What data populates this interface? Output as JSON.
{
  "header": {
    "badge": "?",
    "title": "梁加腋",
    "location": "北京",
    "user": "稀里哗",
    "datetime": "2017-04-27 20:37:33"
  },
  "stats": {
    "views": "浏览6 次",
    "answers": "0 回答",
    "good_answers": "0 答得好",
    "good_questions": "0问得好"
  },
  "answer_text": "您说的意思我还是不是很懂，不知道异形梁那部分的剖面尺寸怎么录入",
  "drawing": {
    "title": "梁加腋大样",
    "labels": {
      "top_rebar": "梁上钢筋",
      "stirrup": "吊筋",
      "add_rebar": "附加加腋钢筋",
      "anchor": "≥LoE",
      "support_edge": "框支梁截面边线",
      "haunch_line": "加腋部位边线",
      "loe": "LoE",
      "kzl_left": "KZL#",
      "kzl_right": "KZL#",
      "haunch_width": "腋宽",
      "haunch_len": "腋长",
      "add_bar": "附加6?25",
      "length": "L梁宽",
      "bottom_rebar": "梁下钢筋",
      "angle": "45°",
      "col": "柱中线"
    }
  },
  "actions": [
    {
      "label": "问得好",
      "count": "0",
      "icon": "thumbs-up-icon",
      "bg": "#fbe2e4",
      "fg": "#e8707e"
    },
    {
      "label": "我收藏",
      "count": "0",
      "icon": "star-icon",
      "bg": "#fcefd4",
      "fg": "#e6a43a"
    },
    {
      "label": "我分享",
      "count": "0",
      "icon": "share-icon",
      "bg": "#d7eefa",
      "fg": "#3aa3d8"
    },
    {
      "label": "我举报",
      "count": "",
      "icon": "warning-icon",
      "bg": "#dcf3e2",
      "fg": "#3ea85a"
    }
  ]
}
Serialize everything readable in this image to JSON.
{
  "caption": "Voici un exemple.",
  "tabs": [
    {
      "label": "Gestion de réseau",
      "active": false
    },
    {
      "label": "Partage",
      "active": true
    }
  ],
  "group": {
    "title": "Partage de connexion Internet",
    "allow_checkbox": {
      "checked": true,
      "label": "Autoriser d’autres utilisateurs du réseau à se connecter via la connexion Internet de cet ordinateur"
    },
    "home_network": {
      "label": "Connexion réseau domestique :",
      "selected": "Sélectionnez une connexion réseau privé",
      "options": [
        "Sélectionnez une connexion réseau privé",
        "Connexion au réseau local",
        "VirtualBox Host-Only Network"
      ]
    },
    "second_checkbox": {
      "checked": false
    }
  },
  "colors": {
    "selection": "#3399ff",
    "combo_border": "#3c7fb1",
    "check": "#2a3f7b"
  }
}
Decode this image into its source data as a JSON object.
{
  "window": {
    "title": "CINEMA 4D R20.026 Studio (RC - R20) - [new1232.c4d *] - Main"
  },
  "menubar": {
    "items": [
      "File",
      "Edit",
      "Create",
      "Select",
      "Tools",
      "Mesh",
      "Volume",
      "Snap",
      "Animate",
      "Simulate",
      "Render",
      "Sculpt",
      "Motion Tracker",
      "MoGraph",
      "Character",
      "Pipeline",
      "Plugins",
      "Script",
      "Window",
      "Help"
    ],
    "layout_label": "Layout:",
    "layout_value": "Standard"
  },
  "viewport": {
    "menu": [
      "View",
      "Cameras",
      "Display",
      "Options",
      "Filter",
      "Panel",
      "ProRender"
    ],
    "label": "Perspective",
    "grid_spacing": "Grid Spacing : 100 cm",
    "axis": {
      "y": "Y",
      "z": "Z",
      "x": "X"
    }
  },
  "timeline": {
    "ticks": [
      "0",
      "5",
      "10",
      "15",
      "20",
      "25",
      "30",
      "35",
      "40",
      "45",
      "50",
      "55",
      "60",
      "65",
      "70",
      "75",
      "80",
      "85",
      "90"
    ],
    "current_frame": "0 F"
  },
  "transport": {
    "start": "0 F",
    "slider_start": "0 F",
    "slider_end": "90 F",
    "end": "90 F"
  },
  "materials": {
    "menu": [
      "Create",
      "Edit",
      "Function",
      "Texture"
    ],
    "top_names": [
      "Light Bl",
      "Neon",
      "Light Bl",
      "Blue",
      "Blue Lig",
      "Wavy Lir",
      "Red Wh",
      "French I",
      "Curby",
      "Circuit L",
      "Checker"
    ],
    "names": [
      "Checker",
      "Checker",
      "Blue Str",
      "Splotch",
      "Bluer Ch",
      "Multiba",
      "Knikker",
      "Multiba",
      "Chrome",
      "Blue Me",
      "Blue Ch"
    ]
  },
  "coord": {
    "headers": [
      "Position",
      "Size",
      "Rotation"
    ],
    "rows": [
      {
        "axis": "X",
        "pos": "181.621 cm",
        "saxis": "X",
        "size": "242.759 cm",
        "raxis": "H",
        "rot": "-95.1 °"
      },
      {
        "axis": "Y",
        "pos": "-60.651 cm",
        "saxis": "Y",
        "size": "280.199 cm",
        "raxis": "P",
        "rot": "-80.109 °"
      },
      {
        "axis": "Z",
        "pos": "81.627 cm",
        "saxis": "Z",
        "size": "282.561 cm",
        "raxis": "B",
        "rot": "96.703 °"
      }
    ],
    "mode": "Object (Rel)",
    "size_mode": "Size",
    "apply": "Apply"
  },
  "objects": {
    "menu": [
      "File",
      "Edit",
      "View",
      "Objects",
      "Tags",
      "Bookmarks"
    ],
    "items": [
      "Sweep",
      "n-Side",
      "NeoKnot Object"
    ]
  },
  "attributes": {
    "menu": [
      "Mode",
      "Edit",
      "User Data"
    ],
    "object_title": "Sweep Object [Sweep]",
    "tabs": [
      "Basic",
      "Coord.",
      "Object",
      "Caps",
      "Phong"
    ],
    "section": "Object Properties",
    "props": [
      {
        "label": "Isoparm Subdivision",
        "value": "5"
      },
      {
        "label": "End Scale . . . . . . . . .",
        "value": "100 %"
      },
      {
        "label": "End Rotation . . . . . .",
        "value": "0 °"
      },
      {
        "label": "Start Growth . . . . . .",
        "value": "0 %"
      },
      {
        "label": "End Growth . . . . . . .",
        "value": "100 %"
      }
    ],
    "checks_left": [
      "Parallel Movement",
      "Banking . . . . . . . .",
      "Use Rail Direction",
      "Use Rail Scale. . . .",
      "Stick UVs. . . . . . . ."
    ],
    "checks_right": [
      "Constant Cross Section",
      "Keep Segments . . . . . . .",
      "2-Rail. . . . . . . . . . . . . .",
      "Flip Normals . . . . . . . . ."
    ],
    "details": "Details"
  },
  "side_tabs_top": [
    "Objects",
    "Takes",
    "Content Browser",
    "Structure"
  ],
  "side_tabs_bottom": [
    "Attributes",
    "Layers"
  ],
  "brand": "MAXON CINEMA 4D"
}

------------------------

#### What you have to do
Give an exact repetition of all the material.

#### Output of the task
What data populates this interface? Output as JSON.
{
  "header": {
    "badge": "?",
    "title": "梁加腋",
    "location": "北京",
    "user": "稀里哗",
    "datetime": "2017-04-27 20:37:33"
  },
  "stats": {
    "views": "浏览6 次",
    "answers": "0 回答",
    "good_answers": "0 答得好",
    "good_questions": "0问得好"
  },
  "answer_text": "您说的意思我还是不是很懂，不知道异形梁那部分的剖面尺寸怎么录入",
  "drawing": {
    "title": "梁加腋大样",
    "labels": {
      "top_rebar": "梁上钢筋",
      "stirrup": "吊筋",
      "add_rebar": "附加加腋钢筋",
      "anchor": "≥LoE",
      "support_edge": "框支梁截面边线",
      "haunch_line": "加腋部位边线",
      "loe": "LoE",
      "kzl_left": "KZL#",
      "kzl_right": "KZL#",
      "haunch_width": "腋宽",
      "haunch_len": "腋长",
      "add_bar": "附加6?25",
      "length": "L梁宽",
      "bottom_rebar": "梁下钢筋",
      "angle": "45°",
      "col": "柱中线"
    }
  },
  "actions": [
    {
      "label": "问得好",
      "count": "0",
      "icon": "thumbs-up-icon",
      "bg": "#fbe2e4",
      "fg": "#e8707e"
    },
    {
      "label": "我收藏",
      "count": "0",
      "icon": "star-icon",
      "bg": "#fcefd4",
      "fg": "#e6a43a"
    },
    {
      "label": "我分享",
      "count": "0",
      "icon": "share-icon",
      "bg": "#d7eefa",
      "fg": "#3aa3d8"
    },
    {
      "label": "我举报",
      "count": "",
      "icon": "warning-icon",
      "bg": "#dcf3e2",
      "fg": "#3ea85a"
    }
  ]
}
Serialize everything readable in this image to JSON.
{
  "caption": "Voici un exemple.",
  "tabs": [
    {
      "label": "Gestion de réseau",
      "active": false
    },
    {
      "label": "Partage",
      "active": true
    }
  ],
  "group": {
    "title": "Partage de connexion Internet",
    "allow_checkbox": {
      "checked": true,
      "label": "Autoriser d’autres utilisateurs du réseau à se connecter via la connexion Internet de cet ordinateur"
    },
    "home_network": {
      "label": "Connexion réseau domestique :",
      "selected": "Sélectionnez une connexion réseau privé",
      "options": [
        "Sélectionnez une connexion réseau privé",
        "Connexion au réseau local",
        "VirtualBox Host-Only Network"
      ]
    },
    "second_checkbox": {
      "checked": false
    }
  },
  "colors": {
    "selection": "#3399ff",
    "combo_border": "#3c7fb1",
    "check": "#2a3f7b"
  }
}
Decode this image into its source data as a JSON object.
{
  "window": {
    "title": "CINEMA 4D R20.026 Studio (RC - R20) - [new1232.c4d *] - Main"
  },
  "menubar": {
    "items": [
      "File",
      "Edit",
      "Create",
      "Select",
      "Tools",
      "Mesh",
      "Volume",
      "Snap",
      "Animate",
      "Simulate",
      "Render",
      "Sculpt",
      "Motion Tracker",
      "MoGraph",
      "Character",
      "Pipeline",
      "Plugins",
      "Script",
      "Window",
      "Help"
    ],
    "layout_label": "Layout:",
    "layout_value": "Standard"
  },
  "viewport": {
    "menu": [
      "View",
      "Cameras",
      "Display",
      "Options",
      "Filter",
      "Panel",
      "ProRender"
    ],
    "label": "Perspective",
    "grid_spacing": "Grid Spacing : 100 cm",
    "axis": {
      "y": "Y",
      "z": "Z",
      "x": "X"
    }
  },
  "timeline": {
    "ticks": [
      "0",
      "5",
      "10",
      "15",
      "20",
      "25",
      "30",
      "35",
      "40",
      "45",
      "50",
      "55",
      "60",
      "65",
      "70",
      "75",
      "80",
      "85",
      "90"
    ],
    "current_frame": "0 F"
  },
  "transport": {
    "start": "0 F",
    "slider_start": "0 F",
    "slider_end": "90 F",
    "end": "90 F"
  },
  "materials": {
    "menu": [
      "Create",
      "Edit",
      "Function",
      "Texture"
    ],
    "top_names": [
      "Light Bl",
      "Neon",
      "Light Bl",
      "Blue",
      "Blue Lig",
      "Wavy Lir",
      "Red Wh",
      "French I",
      "Curby",
      "Circuit L",
      "Checker"
    ],
    "names": [
      "Checker",
      "Checker",
      "Blue Str",
      "Splotch",
      "Bluer Ch",
      "Multiba",
      "Knikker",
      "Multiba",
      "Chrome",
      "Blue Me",
      "Blue Ch"
    ]
  },
  "coord": {
    "headers": [
      "Position",
      "Size",
      "Rotation"
    ],
    "rows": [
      {
        "axis": "X",
        "pos": "181.621 cm",
        "saxis": "X",
        "size": "242.759 cm",
        "raxis": "H",
        "rot": "-95.1 °"
      },
      {
        "axis": "Y",
        "pos": "-60.651 cm",
        "saxis": "Y",
        "size": "280.199 cm",
        "raxis": "P",
        "rot": "-80.109 °"
      },
      {
        "axis": "Z",
        "pos": "81.627 cm",
        "saxis": "Z",
        "size": "282.561 cm",
        "raxis": "B",
        "rot": "96.703 °"
      }
    ],
    "mode": "Object (Rel)",
    "size_mode": "Size",
    "apply": "Apply"
  },
  "objects": {
    "menu": [
      "File",
      "Edit",
      "View",
      "Objects",
      "Tags",
      "Bookmarks"
    ],
    "items": [
      "Sweep",
      "n-Side",
      "NeoKnot Object"
    ]
  },
  "attributes": {
    "menu": [
      "Mode",
      "Edit",
      "User Data"
    ],
    "object_title": "Sweep Object [Sweep]",
    "tabs": [
      "Basic",
      "Coord.",
      "Object",
      "Caps",
      "Phong"
    ],
    "section": "Object Properties",
    "props": [
      {
        "label": "Isoparm Subdivision",
        "value": "5"
      },
      {
        "label": "End Scale . . . . . . . . .",
        "value": "100 %"
      },
      {
        "label": "End Rotation . . . . . .",
        "value": "0 °"
      },
      {
        "label": "Start Growth . . . . . .",
        "value": "0 %"
      },
      {
        "label": "End Growth . . . . . . .",
        "value": "100 %"
      }
    ],
    "checks_left": [
      "Parallel Movement",
      "Banking . . . . . . . .",
      "Use Rail Direction",
      "Use Rail Scale. . . .",
      "Stick UVs. . . . . . . ."
    ],
    "checks_right": [
      "Constant Cross Section",
      "Keep Segments . . . . . . .",
      "2-Rail. . . . . . . . . . . . . .",
      "Flip Normals . . . . . . . . ."
    ],
    "details": "Details"
  },
  "side_tabs_top": [
    "Objects",
    "Takes",
    "Content Browser",
    "Structure"
  ],
  "side_tabs_bottom": [
    "Attributes",
    "Layers"
  ],
  "brand": "MAXON CINEMA 4D"
}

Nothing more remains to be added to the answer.